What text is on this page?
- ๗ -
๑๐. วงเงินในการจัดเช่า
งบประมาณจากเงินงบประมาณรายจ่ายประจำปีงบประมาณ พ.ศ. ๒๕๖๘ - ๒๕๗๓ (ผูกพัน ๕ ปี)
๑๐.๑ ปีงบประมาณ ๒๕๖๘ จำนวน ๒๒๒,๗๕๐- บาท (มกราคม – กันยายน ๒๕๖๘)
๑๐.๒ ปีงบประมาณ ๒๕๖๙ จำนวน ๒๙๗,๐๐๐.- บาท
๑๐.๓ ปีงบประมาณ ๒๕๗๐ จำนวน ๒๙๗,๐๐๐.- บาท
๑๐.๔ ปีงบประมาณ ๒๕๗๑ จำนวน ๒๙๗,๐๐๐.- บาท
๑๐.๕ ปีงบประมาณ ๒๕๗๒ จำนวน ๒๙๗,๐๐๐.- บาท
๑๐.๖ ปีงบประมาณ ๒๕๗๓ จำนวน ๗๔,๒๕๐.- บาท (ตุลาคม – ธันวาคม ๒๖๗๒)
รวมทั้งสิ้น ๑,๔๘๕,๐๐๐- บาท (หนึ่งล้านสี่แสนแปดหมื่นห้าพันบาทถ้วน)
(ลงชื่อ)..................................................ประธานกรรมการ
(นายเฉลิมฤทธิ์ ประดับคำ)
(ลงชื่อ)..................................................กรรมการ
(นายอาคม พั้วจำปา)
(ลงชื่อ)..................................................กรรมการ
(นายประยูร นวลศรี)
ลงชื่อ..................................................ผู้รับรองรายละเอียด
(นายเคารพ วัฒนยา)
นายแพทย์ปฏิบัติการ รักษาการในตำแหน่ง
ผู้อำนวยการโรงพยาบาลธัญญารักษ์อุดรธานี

*****

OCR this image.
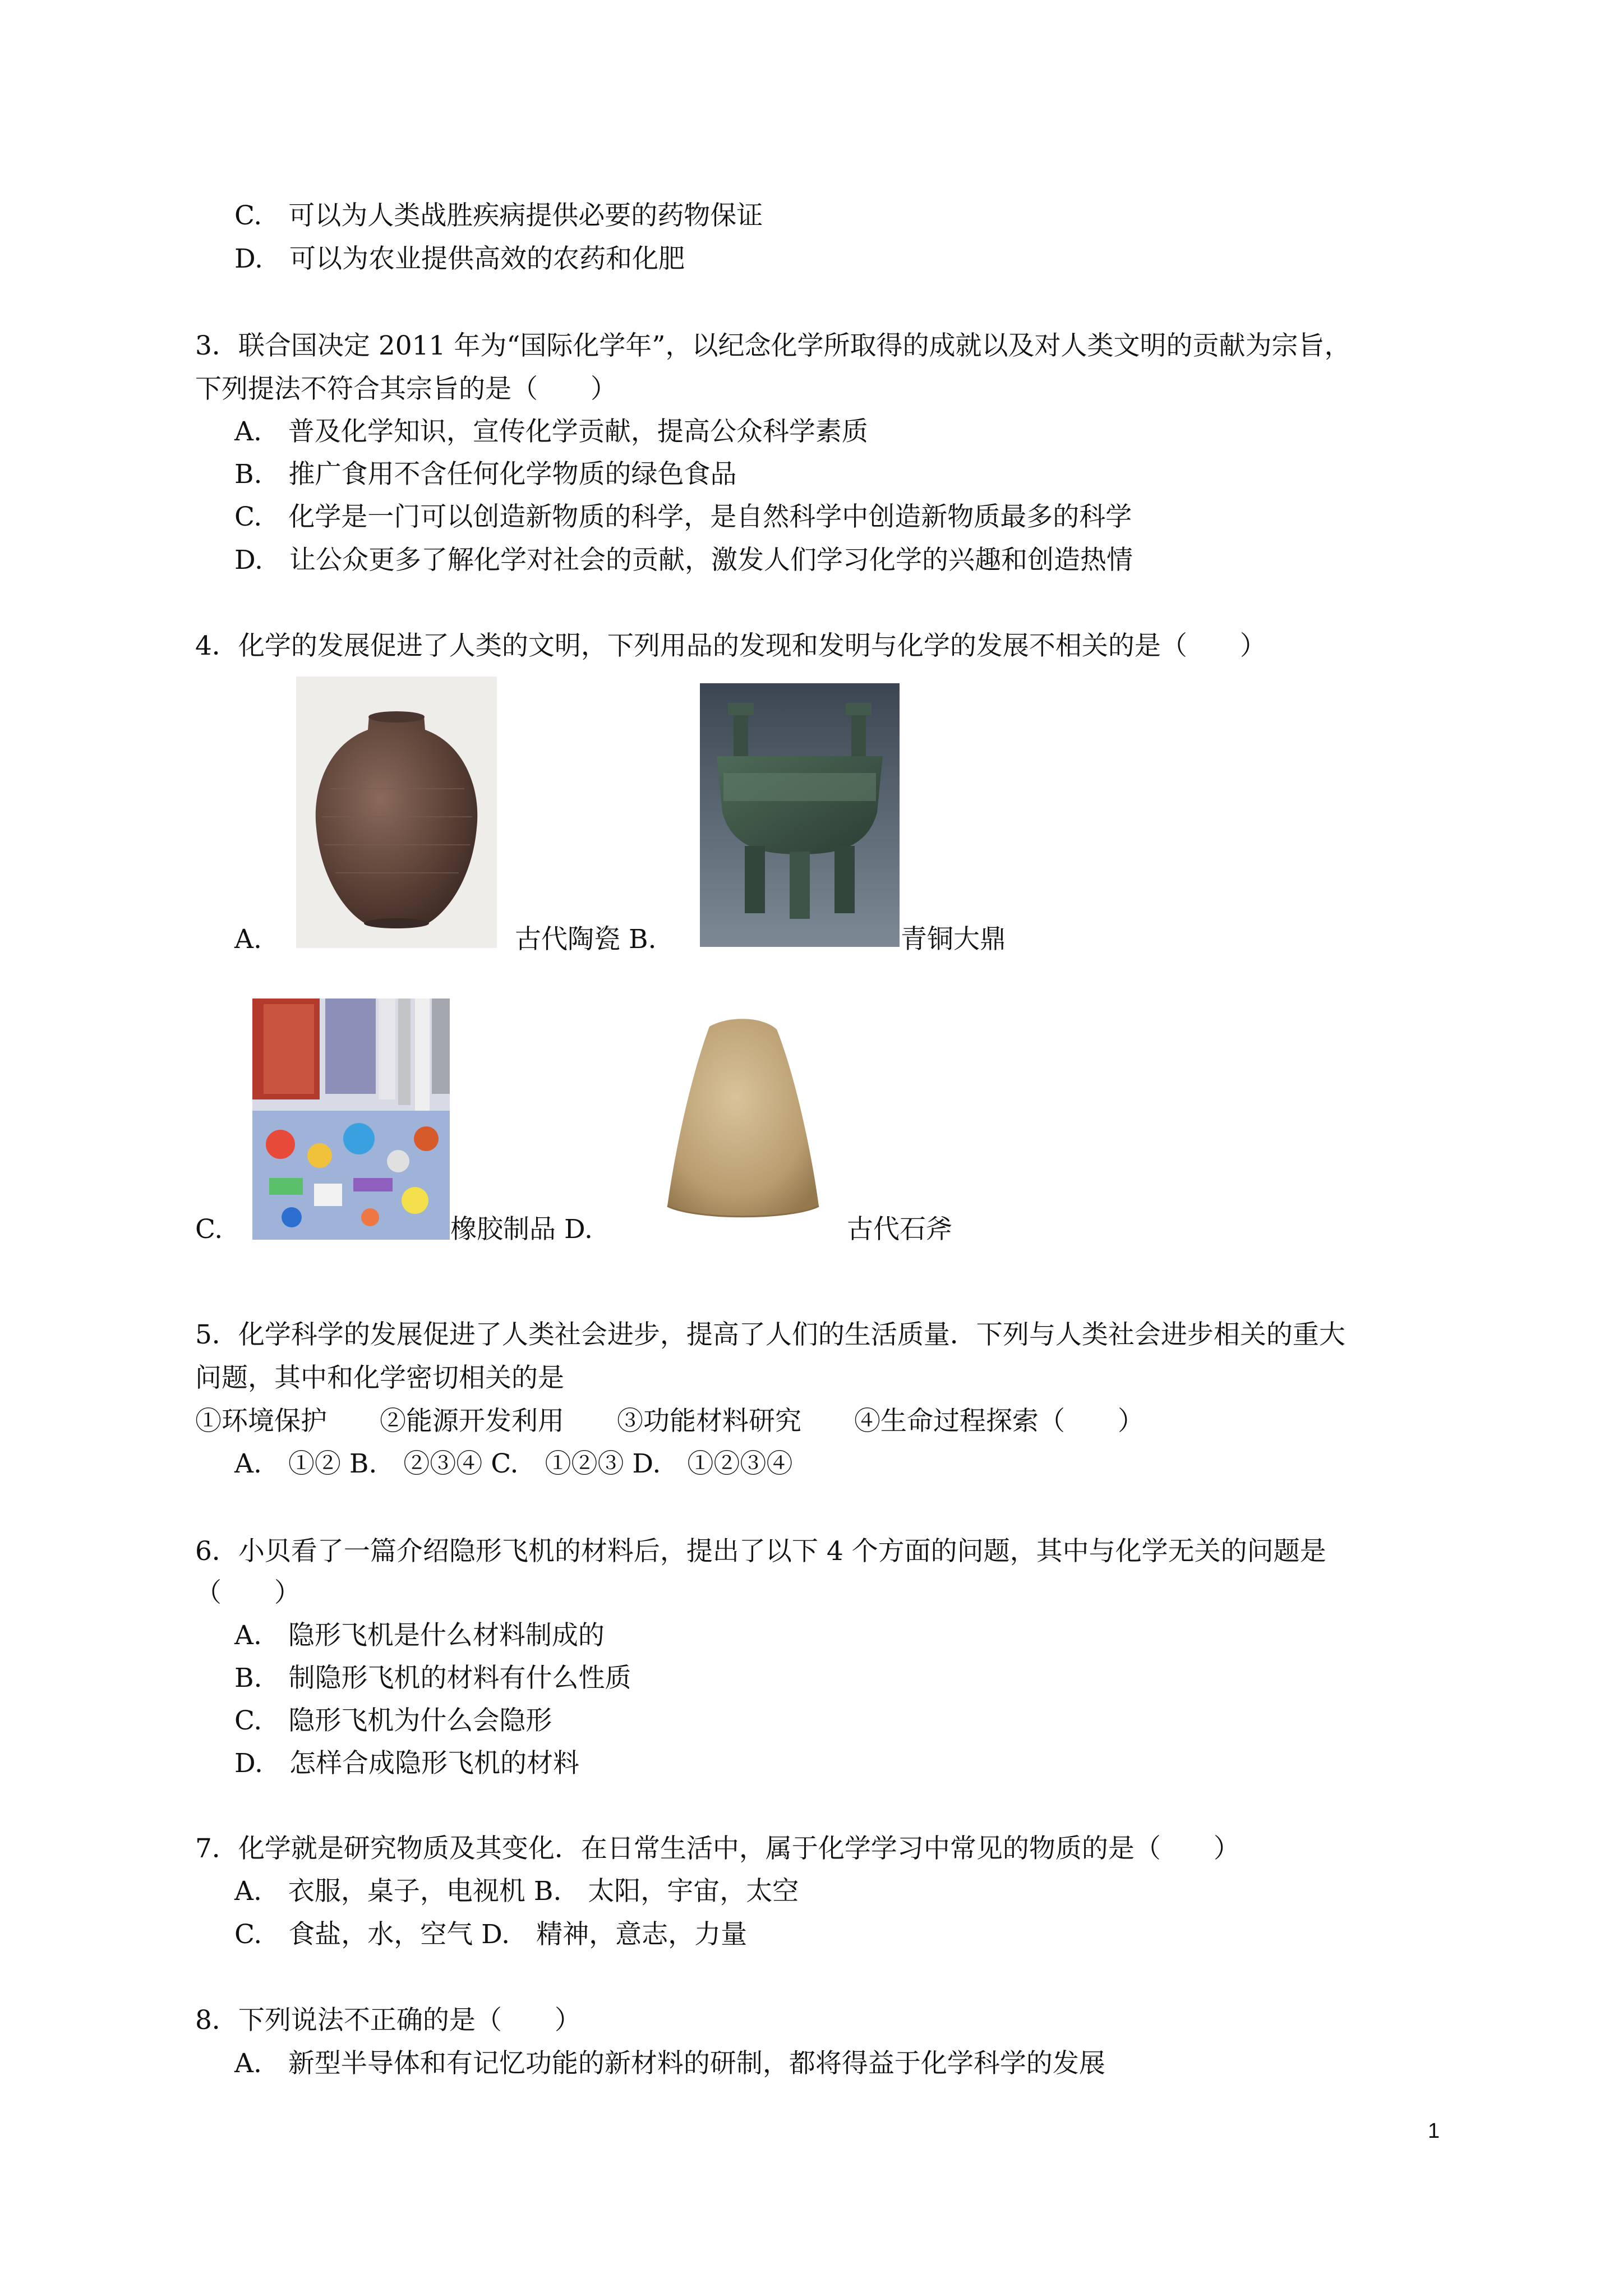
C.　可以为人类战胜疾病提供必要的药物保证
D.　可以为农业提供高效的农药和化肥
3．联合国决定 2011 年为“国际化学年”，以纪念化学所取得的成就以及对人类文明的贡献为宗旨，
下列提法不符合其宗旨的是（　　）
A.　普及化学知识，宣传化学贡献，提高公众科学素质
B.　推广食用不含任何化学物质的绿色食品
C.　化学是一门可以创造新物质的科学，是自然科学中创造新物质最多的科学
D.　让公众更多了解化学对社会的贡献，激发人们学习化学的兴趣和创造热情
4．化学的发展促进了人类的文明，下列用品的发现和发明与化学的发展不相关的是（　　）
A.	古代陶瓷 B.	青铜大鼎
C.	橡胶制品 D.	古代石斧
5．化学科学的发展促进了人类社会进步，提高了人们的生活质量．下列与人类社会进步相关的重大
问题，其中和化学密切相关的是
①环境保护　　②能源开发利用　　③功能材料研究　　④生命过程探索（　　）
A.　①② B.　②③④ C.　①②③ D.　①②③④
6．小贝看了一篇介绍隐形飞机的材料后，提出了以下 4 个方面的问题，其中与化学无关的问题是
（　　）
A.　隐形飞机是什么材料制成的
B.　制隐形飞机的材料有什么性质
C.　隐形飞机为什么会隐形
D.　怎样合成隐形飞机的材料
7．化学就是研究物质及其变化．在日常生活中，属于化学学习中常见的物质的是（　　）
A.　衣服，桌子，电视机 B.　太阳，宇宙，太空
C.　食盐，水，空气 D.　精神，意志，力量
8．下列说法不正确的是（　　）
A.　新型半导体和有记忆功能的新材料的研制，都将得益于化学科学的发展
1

*****

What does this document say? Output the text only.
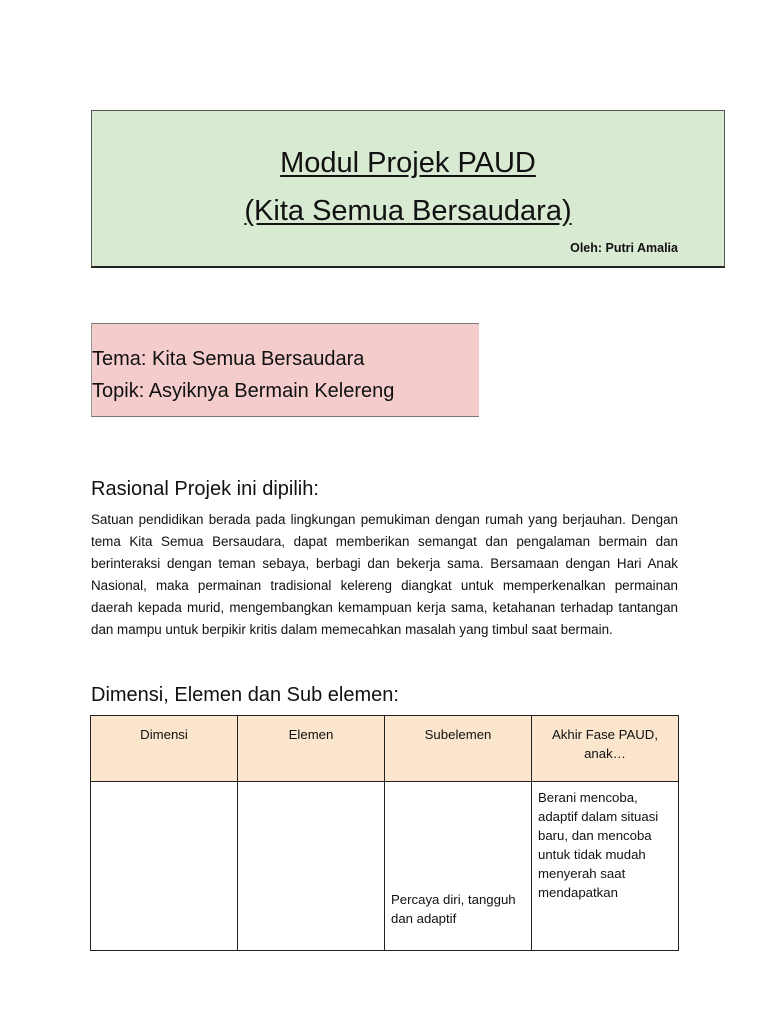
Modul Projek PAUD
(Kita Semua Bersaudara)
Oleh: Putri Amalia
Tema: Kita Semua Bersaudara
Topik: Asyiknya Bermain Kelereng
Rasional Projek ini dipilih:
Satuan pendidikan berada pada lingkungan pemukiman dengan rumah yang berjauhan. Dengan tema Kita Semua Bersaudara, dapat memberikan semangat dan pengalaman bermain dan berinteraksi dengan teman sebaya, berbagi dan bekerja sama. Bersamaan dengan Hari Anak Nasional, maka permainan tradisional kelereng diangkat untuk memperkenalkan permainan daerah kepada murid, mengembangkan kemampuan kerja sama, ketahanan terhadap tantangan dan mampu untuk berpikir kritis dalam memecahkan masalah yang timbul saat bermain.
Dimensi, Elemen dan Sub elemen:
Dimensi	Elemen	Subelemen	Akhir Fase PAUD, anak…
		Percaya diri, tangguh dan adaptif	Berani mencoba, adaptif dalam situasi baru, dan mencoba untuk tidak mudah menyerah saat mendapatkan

*****

(Written request) Search the listing above for the string "Bersaudara". Copy every line that contains it.

(Reply)
(Kita Semua Bersaudara)
Tema: Kita Semua Bersaudara
Satuan pendidikan berada pada lingkungan pemukiman dengan rumah yang berjauhan. Dengan tema Kita Semua Bersaudara, dapat memberikan semangat dan pengalaman bermain dan berinteraksi dengan teman sebaya, berbagi dan bekerja sama. Bersamaan dengan Hari Anak Nasional, maka permainan tradisional kelereng diangkat untuk memperkenalkan permainan daerah kepada murid, mengembangkan kemampuan kerja sama, ketahanan terhadap tantangan dan mampu untuk berpikir kritis dalam memecahkan masalah yang timbul saat bermain.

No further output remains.